* EXERCISE: Skip the pictures and extract all of the lines exactly as written.

>> START TASK INPUTS

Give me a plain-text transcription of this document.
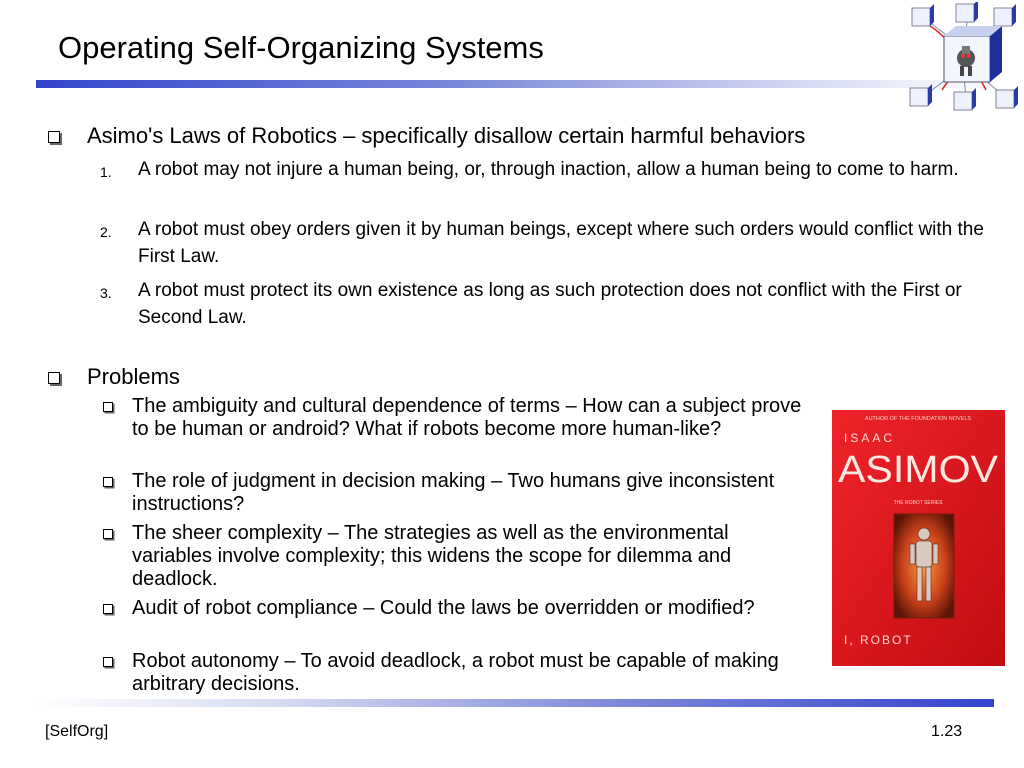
Operating Self-Organizing Systems
Asimo's Laws of Robotics – specifically disallow certain harmful behaviors
1. A robot may not injure a human being, or, through inaction, allow a human being to come to harm.
2. A robot must obey orders given it by human beings, except where such orders would conflict with the First Law.
3. A robot must protect its own existence as long as such protection does not conflict with the First or Second Law.
Problems
The ambiguity and cultural dependence of terms – How can a subject prove to be human or android? What if robots become more human-like?
The role of judgment in decision making – Two humans give inconsistent instructions?
The sheer complexity – The strategies as well as the environmental variables involve complexity; this widens the scope for dilemma and deadlock.
Audit of robot compliance – Could the laws be overridden or modified?
Robot autonomy – To avoid deadlock, a robot must be capable of making arbitrary decisions.
AUTHOR OF THE FOUNDATION NOVELS
ISAAC
ASIMOV
THE ROBOT SERIES
I, ROBOT
[SelfOrg]	1.23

>> END TASK INPUTS

* THE COMPLETED TASK:
Give me a plain-text transcription of this document.
Operating Self-Organizing Systems
Asimo's Laws of Robotics – specifically disallow certain harmful behaviors
1. A robot may not injure a human being, or, through inaction, allow a human being to come to harm.
2. A robot must obey orders given it by human beings, except where such orders would conflict with the First Law.
3. A robot must protect its own existence as long as such protection does not conflict with the First or Second Law.
Problems
The ambiguity and cultural dependence of terms – How can a subject prove to be human or android? What if robots become more human-like?
The role of judgment in decision making – Two humans give inconsistent instructions?
The sheer complexity – The strategies as well as the environmental variables involve complexity; this widens the scope for dilemma and deadlock.
Audit of robot compliance – Could the laws be overridden or modified?
Robot autonomy – To avoid deadlock, a robot must be capable of making arbitrary decisions.
AUTHOR OF THE FOUNDATION NOVELS
ISAAC
ASIMOV
THE ROBOT SERIES
I, ROBOT
[SelfOrg]	1.23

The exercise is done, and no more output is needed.